## Problem
Omit every picture, then give all the entries again exactly.

::::

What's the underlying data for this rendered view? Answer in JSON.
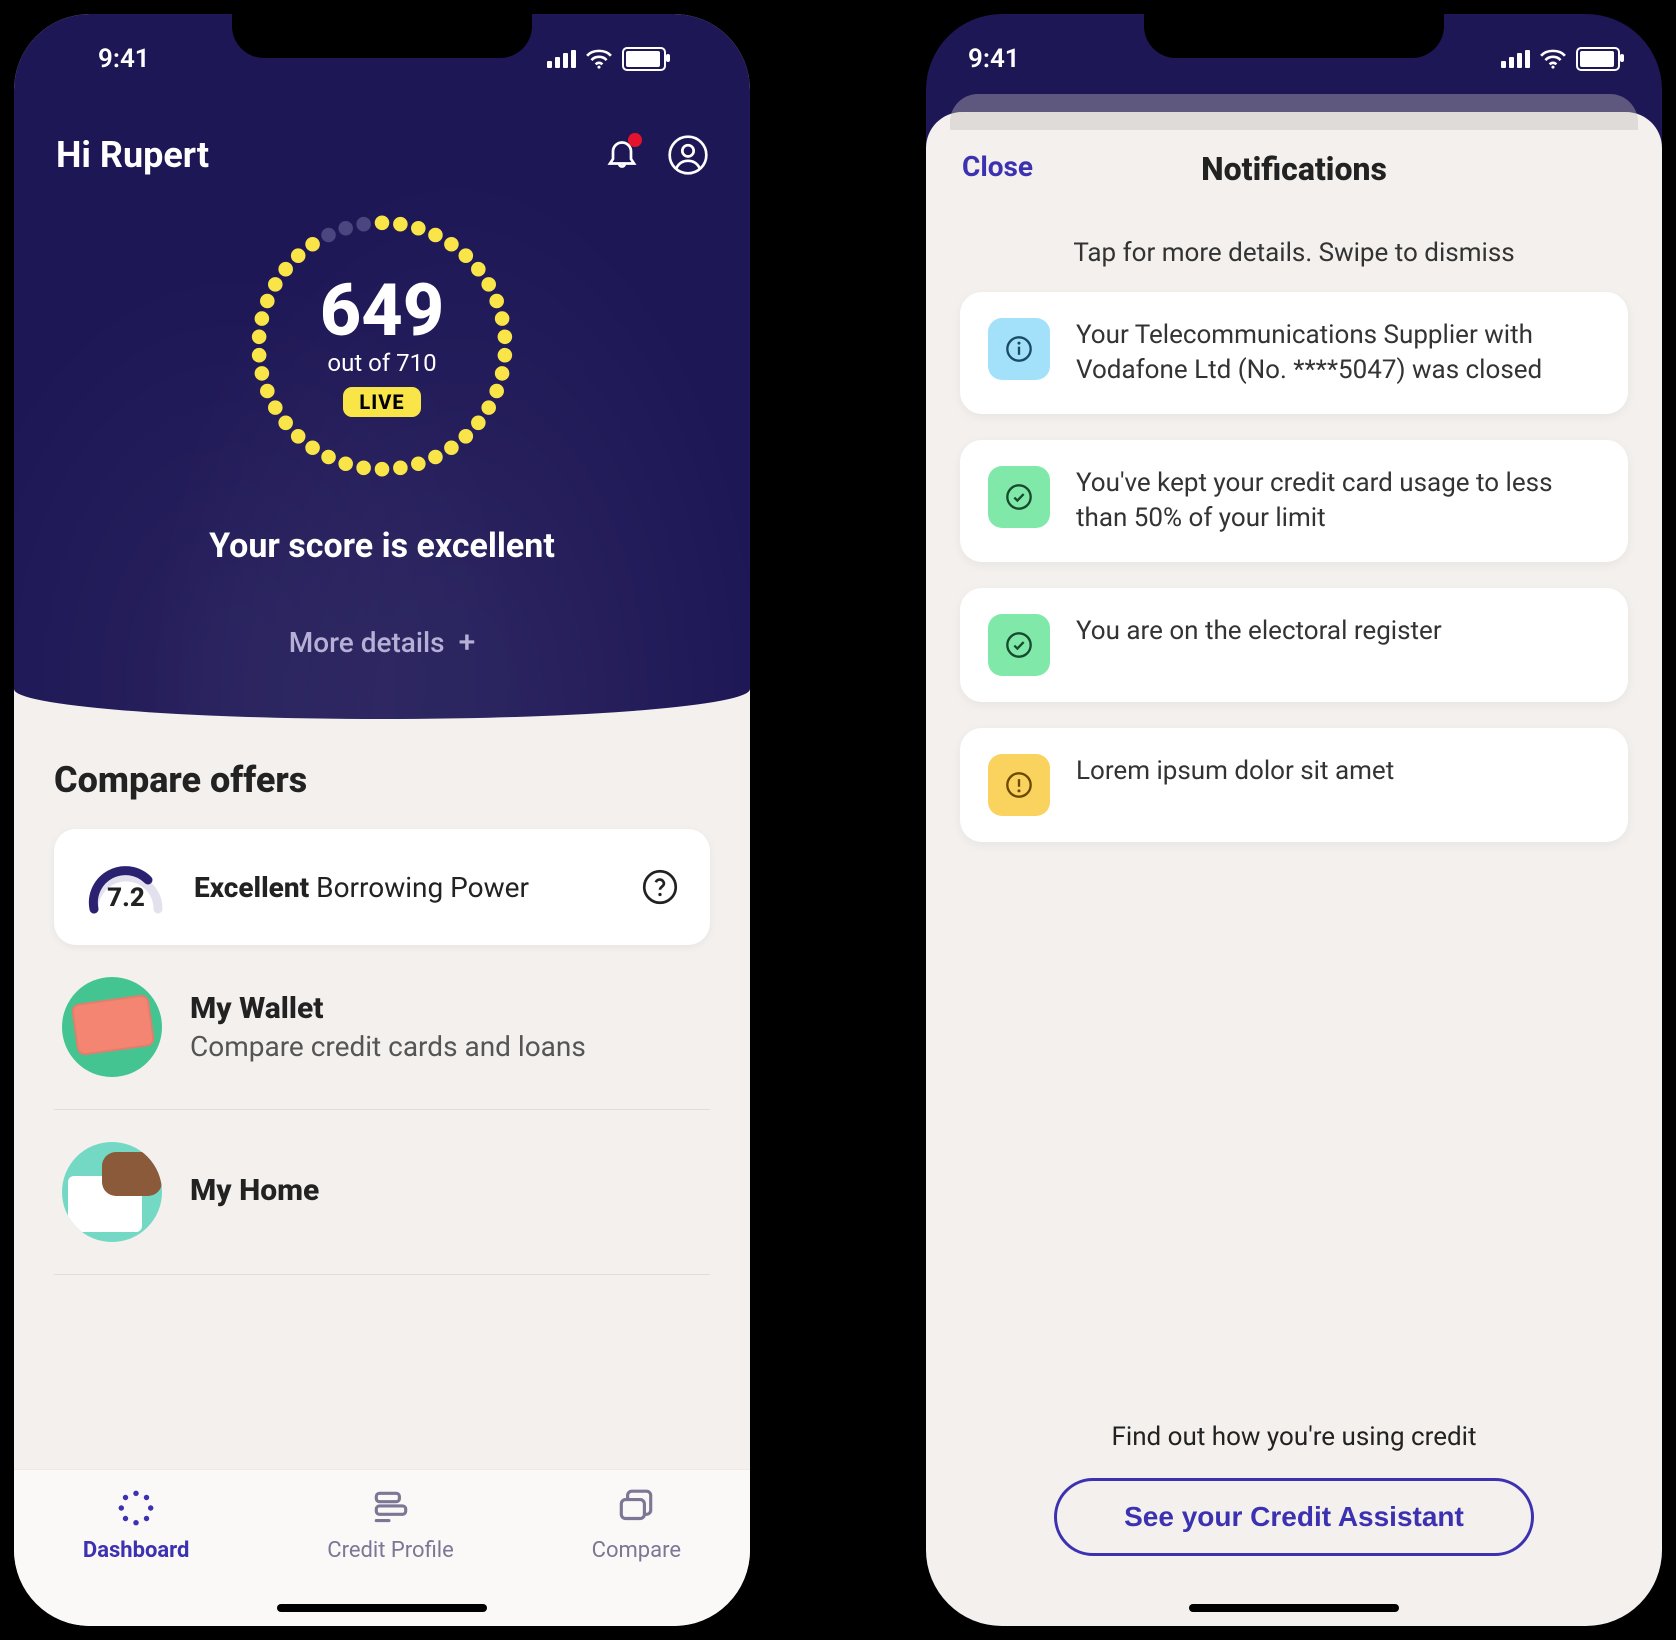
{
  "status": {
    "time": "9:41"
  },
  "dashboard": {
    "greeting": "Hi Rupert",
    "score": "649",
    "score_out_of": "out of 710",
    "live_badge": "LIVE",
    "score_message": "Your score is excellent",
    "more_details": "More details",
    "offers_title": "Compare offers",
    "borrowing_power": {
      "value": "7.2",
      "strong": "Excellent",
      "label": " Borrowing Power"
    },
    "offers": [
      {
        "title": "My Wallet",
        "subtitle": "Compare credit cards and loans",
        "icon": "wallet"
      },
      {
        "title": "My Home",
        "subtitle": "",
        "icon": "home"
      }
    ]
  },
  "tabs": [
    {
      "label": "Dashboard",
      "active": true
    },
    {
      "label": "Credit Profile",
      "active": false
    },
    {
      "label": "Compare",
      "active": false
    }
  ],
  "notifications": {
    "close": "Close",
    "title": "Notifications",
    "hint": "Tap for more details. Swipe to dismiss",
    "items": [
      {
        "type": "info",
        "text": "Your Telecommunications Supplier with Vodafone Ltd (No. ****5047) was closed"
      },
      {
        "type": "ok",
        "text": "You've kept your credit card usage to less than 50% of your limit"
      },
      {
        "type": "ok",
        "text": "You are on the electoral register"
      },
      {
        "type": "warn",
        "text": "Lorem ipsum dolor sit amet"
      }
    ],
    "footer": "Find out how you're using credit",
    "cta": "See your Credit Assistant"
  }
}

::::

## The output
What's the underlying data for this rendered view? Answer in JSON.
{
  "status": {
    "time": "9:41"
  },
  "dashboard": {
    "greeting": "Hi Rupert",
    "score": "649",
    "score_out_of": "out of 710",
    "live_badge": "LIVE",
    "score_message": "Your score is excellent",
    "more_details": "More details",
    "offers_title": "Compare offers",
    "borrowing_power": {
      "value": "7.2",
      "strong": "Excellent",
      "label": " Borrowing Power"
    },
    "offers": [
      {
        "title": "My Wallet",
        "subtitle": "Compare credit cards and loans",
        "icon": "wallet"
      },
      {
        "title": "My Home",
        "subtitle": "",
        "icon": "home"
      }
    ]
  },
  "tabs": [
    {
      "label": "Dashboard",
      "active": true
    },
    {
      "label": "Credit Profile",
      "active": false
    },
    {
      "label": "Compare",
      "active": false
    }
  ],
  "notifications": {
    "close": "Close",
    "title": "Notifications",
    "hint": "Tap for more details. Swipe to dismiss",
    "items": [
      {
        "type": "info",
        "text": "Your Telecommunications Supplier with Vodafone Ltd (No. ****5047) was closed"
      },
      {
        "type": "ok",
        "text": "You've kept your credit card usage to less than 50% of your limit"
      },
      {
        "type": "ok",
        "text": "You are on the electoral register"
      },
      {
        "type": "warn",
        "text": "Lorem ipsum dolor sit amet"
      }
    ],
    "footer": "Find out how you're using credit",
    "cta": "See your Credit Assistant"
  }
}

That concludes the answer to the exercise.